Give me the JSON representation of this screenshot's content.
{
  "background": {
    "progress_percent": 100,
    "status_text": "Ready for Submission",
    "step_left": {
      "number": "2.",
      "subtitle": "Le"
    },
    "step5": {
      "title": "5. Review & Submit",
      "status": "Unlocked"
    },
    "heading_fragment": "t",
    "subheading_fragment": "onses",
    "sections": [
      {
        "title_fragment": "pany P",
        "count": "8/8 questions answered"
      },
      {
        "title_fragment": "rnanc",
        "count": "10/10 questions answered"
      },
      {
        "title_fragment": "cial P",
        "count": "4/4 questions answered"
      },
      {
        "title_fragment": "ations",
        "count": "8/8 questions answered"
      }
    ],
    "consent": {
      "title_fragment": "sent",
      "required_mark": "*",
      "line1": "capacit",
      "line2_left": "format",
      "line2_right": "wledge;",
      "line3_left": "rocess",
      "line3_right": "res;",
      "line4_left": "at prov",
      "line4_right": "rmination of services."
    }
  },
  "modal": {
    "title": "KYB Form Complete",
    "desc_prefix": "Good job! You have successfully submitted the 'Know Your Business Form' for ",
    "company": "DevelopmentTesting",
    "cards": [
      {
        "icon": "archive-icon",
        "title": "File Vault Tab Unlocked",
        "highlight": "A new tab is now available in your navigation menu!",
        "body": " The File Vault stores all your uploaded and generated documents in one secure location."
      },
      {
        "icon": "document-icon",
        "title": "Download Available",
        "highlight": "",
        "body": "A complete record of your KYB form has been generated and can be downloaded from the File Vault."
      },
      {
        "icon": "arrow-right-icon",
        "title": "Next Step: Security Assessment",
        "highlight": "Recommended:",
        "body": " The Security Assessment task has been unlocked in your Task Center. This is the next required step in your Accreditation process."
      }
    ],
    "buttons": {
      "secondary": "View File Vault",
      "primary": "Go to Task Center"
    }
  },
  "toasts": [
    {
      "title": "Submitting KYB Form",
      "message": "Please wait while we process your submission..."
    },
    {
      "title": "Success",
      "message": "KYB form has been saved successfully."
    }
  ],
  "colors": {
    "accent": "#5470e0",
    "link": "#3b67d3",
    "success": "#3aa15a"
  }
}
··········
Exercise objective: Gather all lines with the string "been" from the data.

Final answer:
        "body": "A complete record of your KYB form has been generated and can be downloaded from the File Vault."
        "body": " The Security Assessment task has been unlocked in your Task Center. This is the next required step in your Accreditation process."
      "message": "KYB form has been saved successfully."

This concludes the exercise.